Records for the exercise:
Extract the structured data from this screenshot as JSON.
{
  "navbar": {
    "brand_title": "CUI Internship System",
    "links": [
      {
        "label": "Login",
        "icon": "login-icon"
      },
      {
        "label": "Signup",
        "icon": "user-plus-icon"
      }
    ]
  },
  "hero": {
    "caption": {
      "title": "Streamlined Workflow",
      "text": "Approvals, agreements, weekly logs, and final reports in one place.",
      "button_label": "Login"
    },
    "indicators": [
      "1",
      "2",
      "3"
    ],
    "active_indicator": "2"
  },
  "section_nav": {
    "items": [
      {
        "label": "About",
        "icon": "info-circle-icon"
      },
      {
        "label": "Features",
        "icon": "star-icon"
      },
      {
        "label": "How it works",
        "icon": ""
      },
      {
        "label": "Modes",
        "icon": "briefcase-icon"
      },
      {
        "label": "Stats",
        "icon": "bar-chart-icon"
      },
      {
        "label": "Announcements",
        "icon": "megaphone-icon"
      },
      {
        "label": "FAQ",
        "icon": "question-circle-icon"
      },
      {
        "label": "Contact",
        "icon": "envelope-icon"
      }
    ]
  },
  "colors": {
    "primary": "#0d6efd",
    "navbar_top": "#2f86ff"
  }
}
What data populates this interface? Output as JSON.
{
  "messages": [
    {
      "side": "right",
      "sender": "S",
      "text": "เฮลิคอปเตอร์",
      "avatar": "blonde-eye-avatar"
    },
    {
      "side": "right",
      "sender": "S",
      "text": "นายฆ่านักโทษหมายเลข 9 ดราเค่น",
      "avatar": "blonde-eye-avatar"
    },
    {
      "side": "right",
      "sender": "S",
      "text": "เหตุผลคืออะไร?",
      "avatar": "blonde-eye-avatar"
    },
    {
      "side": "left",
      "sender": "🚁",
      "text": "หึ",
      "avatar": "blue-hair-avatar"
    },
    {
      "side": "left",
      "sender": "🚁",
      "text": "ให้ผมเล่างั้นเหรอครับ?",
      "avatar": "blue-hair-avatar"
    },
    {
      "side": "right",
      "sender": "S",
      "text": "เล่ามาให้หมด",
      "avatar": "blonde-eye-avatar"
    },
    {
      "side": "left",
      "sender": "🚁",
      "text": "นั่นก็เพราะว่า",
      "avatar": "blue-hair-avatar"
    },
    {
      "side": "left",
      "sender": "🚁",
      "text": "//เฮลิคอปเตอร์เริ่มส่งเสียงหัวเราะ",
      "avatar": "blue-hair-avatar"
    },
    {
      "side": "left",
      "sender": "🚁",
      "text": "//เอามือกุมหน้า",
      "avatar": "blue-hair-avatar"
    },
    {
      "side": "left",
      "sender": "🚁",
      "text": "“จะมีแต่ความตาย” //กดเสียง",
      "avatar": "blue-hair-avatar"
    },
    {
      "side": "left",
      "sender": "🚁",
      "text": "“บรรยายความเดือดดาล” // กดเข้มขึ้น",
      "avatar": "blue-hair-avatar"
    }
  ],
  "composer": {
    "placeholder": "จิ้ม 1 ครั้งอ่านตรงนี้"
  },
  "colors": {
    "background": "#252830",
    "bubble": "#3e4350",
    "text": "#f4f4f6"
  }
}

Problem:
Extract all lines that hold the word "JSON".

The completed task:
Extract the structured data from this screenshot as JSON.
What data populates this interface? Output as JSON.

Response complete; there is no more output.